### EXERCISE DETAILS
Repeat all of the material below exactly as written, images excluded.

### PROVIDED RECORDS
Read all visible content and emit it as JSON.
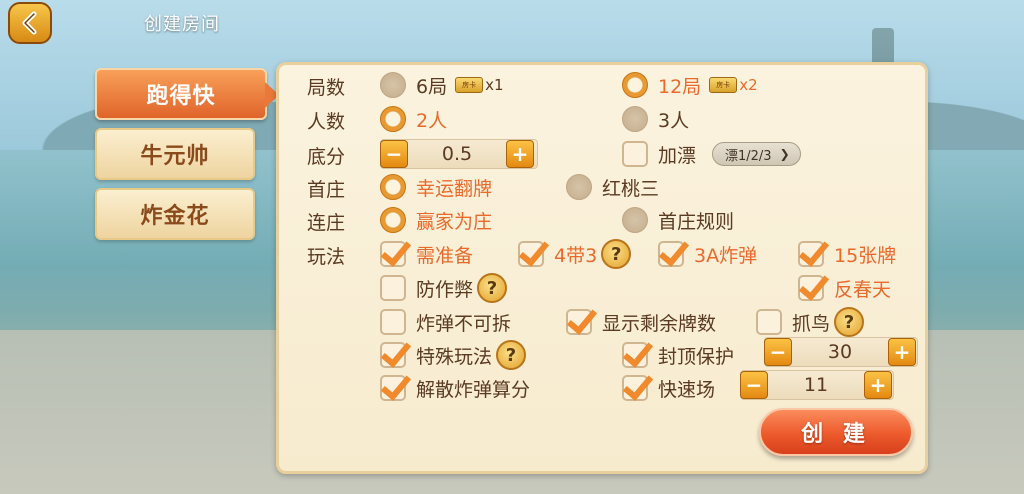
{
  "header": {
    "title": "创建房间"
  },
  "tabs": [
    {
      "label": "跑得快",
      "active": true
    },
    {
      "label": "牛元帅",
      "active": false
    },
    {
      "label": "炸金花",
      "active": false
    }
  ],
  "rows": {
    "rounds": {
      "label": "局数",
      "opt1": "6局",
      "opt1_mult": "x1",
      "opt2": "12局",
      "opt2_mult": "x2",
      "ticket_text": "房卡",
      "selected": "12局"
    },
    "players": {
      "label": "人数",
      "opt1": "2人",
      "opt2": "3人",
      "selected": "2人"
    },
    "base": {
      "label": "底分",
      "value": "0.5",
      "minus": "−",
      "plus": "+",
      "float_label": "加漂",
      "float_value": "漂1/2/3",
      "float_checked": false
    },
    "dealer": {
      "label": "首庄",
      "opt1": "幸运翻牌",
      "opt2": "红桃三",
      "selected": "幸运翻牌"
    },
    "continue": {
      "label": "连庄",
      "opt1": "赢家为庄",
      "opt2": "首庄规则",
      "selected": "赢家为庄"
    },
    "play": {
      "label": "玩法"
    }
  },
  "rules": {
    "need_prepare": {
      "label": "需准备",
      "checked": true
    },
    "four_three": {
      "label": "4带3",
      "checked": true
    },
    "three_a_bomb": {
      "label": "3A炸弹",
      "checked": true
    },
    "fifteen": {
      "label": "15张牌",
      "checked": true
    },
    "anti_cheat": {
      "label": "防作弊",
      "checked": false
    },
    "reverse": {
      "label": "反春天",
      "checked": true
    },
    "bomb_unsplit": {
      "label": "炸弹不可拆",
      "checked": false
    },
    "show_remain": {
      "label": "显示剩余牌数",
      "checked": true
    },
    "catch_bird": {
      "label": "抓鸟",
      "checked": false
    },
    "special": {
      "label": "特殊玩法",
      "checked": true
    },
    "cap": {
      "label": "封顶保护",
      "checked": true,
      "value": "30"
    },
    "dissolve": {
      "label": "解散炸弹算分",
      "checked": true
    },
    "fast": {
      "label": "快速场",
      "checked": true,
      "value": "11"
    }
  },
  "help_glyph": "?",
  "create_label": "创 建",
  "colors": {
    "accent": "#e96a2a",
    "text": "#5a3a22",
    "panel": "#f8eed5"
  }
}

### THE OUTPUT
Read all visible content and emit it as JSON.
{
  "header": {
    "title": "创建房间"
  },
  "tabs": [
    {
      "label": "跑得快",
      "active": true
    },
    {
      "label": "牛元帅",
      "active": false
    },
    {
      "label": "炸金花",
      "active": false
    }
  ],
  "rows": {
    "rounds": {
      "label": "局数",
      "opt1": "6局",
      "opt1_mult": "x1",
      "opt2": "12局",
      "opt2_mult": "x2",
      "ticket_text": "房卡",
      "selected": "12局"
    },
    "players": {
      "label": "人数",
      "opt1": "2人",
      "opt2": "3人",
      "selected": "2人"
    },
    "base": {
      "label": "底分",
      "value": "0.5",
      "minus": "−",
      "plus": "+",
      "float_label": "加漂",
      "float_value": "漂1/2/3",
      "float_checked": false
    },
    "dealer": {
      "label": "首庄",
      "opt1": "幸运翻牌",
      "opt2": "红桃三",
      "selected": "幸运翻牌"
    },
    "continue": {
      "label": "连庄",
      "opt1": "赢家为庄",
      "opt2": "首庄规则",
      "selected": "赢家为庄"
    },
    "play": {
      "label": "玩法"
    }
  },
  "rules": {
    "need_prepare": {
      "label": "需准备",
      "checked": true
    },
    "four_three": {
      "label": "4带3",
      "checked": true
    },
    "three_a_bomb": {
      "label": "3A炸弹",
      "checked": true
    },
    "fifteen": {
      "label": "15张牌",
      "checked": true
    },
    "anti_cheat": {
      "label": "防作弊",
      "checked": false
    },
    "reverse": {
      "label": "反春天",
      "checked": true
    },
    "bomb_unsplit": {
      "label": "炸弹不可拆",
      "checked": false
    },
    "show_remain": {
      "label": "显示剩余牌数",
      "checked": true
    },
    "catch_bird": {
      "label": "抓鸟",
      "checked": false
    },
    "special": {
      "label": "特殊玩法",
      "checked": true
    },
    "cap": {
      "label": "封顶保护",
      "checked": true,
      "value": "30"
    },
    "dissolve": {
      "label": "解散炸弹算分",
      "checked": true
    },
    "fast": {
      "label": "快速场",
      "checked": true,
      "value": "11"
    }
  },
  "help_glyph": "?",
  "create_label": "创 建",
  "colors": {
    "accent": "#e96a2a",
    "text": "#5a3a22",
    "panel": "#f8eed5"
  }
}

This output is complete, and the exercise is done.